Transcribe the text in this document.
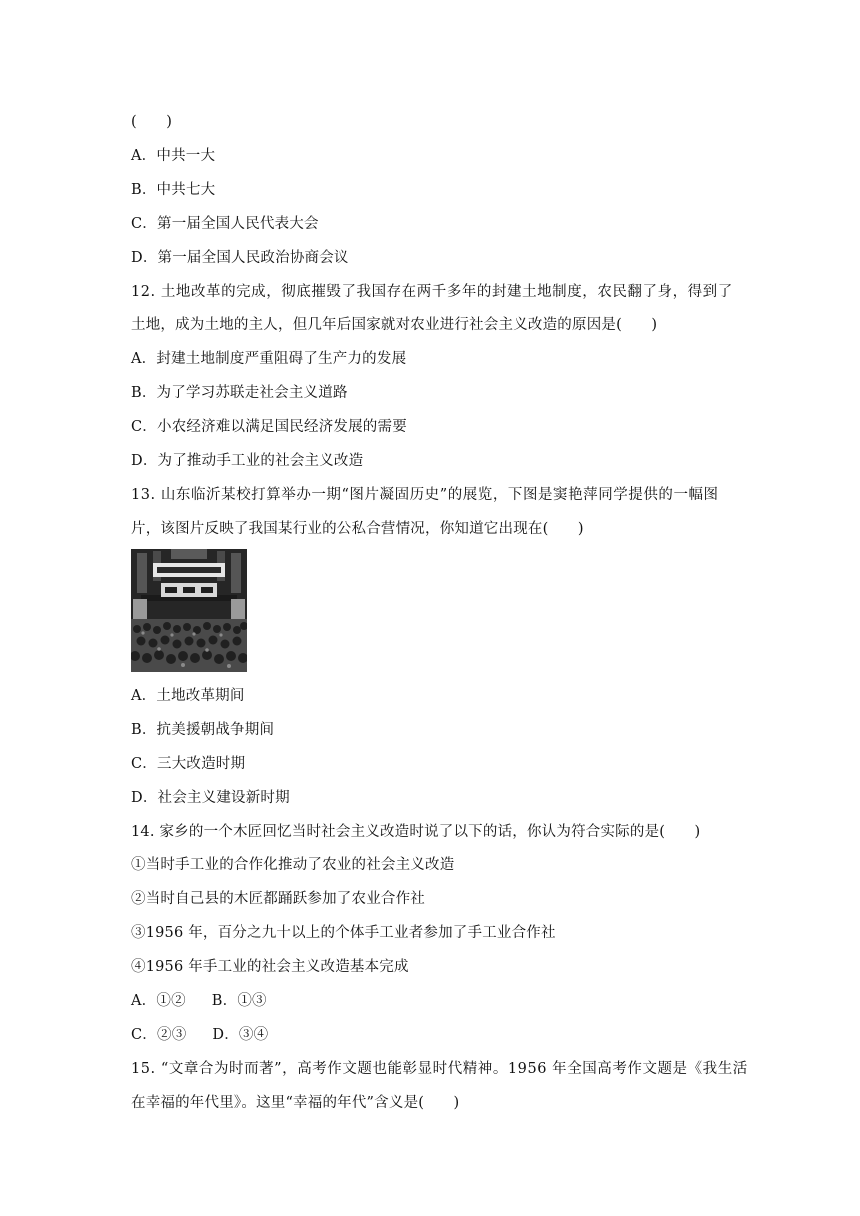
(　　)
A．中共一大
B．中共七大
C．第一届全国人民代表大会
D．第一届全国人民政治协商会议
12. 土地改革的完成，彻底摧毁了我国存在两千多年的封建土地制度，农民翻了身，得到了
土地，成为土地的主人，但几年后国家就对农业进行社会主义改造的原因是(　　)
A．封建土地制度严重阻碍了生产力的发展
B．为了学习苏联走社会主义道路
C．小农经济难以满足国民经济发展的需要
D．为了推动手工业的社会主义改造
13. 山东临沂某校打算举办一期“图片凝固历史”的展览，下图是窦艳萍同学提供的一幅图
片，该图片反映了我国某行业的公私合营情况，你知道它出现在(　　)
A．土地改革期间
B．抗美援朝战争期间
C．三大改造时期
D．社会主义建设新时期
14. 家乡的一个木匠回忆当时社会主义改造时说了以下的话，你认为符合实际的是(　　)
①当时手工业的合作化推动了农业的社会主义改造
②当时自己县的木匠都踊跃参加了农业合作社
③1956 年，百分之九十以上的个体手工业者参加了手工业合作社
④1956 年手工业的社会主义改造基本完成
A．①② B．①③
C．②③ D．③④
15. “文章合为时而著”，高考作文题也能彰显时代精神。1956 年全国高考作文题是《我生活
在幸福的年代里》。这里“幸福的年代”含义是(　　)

⁂

● **OBJECTIVE**
Your task is to repeat the data above exactly while excluding the pictures.

● **RESPONSE BELOW**
Transcribe the text in this document.
(　　)
A．中共一大
B．中共七大
C．第一届全国人民代表大会
D．第一届全国人民政治协商会议
12. 土地改革的完成，彻底摧毁了我国存在两千多年的封建土地制度，农民翻了身，得到了
土地，成为土地的主人，但几年后国家就对农业进行社会主义改造的原因是(　　)
A．封建土地制度严重阻碍了生产力的发展
B．为了学习苏联走社会主义道路
C．小农经济难以满足国民经济发展的需要
D．为了推动手工业的社会主义改造
13. 山东临沂某校打算举办一期“图片凝固历史”的展览，下图是窦艳萍同学提供的一幅图
片，该图片反映了我国某行业的公私合营情况，你知道它出现在(　　)
A．土地改革期间
B．抗美援朝战争期间
C．三大改造时期
D．社会主义建设新时期
14. 家乡的一个木匠回忆当时社会主义改造时说了以下的话，你认为符合实际的是(　　)
①当时手工业的合作化推动了农业的社会主义改造
②当时自己县的木匠都踊跃参加了农业合作社
③1956 年，百分之九十以上的个体手工业者参加了手工业合作社
④1956 年手工业的社会主义改造基本完成
A．①② B．①③
C．②③ D．③④
15. “文章合为时而著”，高考作文题也能彰显时代精神。1956 年全国高考作文题是《我生活
在幸福的年代里》。这里“幸福的年代”含义是(　　)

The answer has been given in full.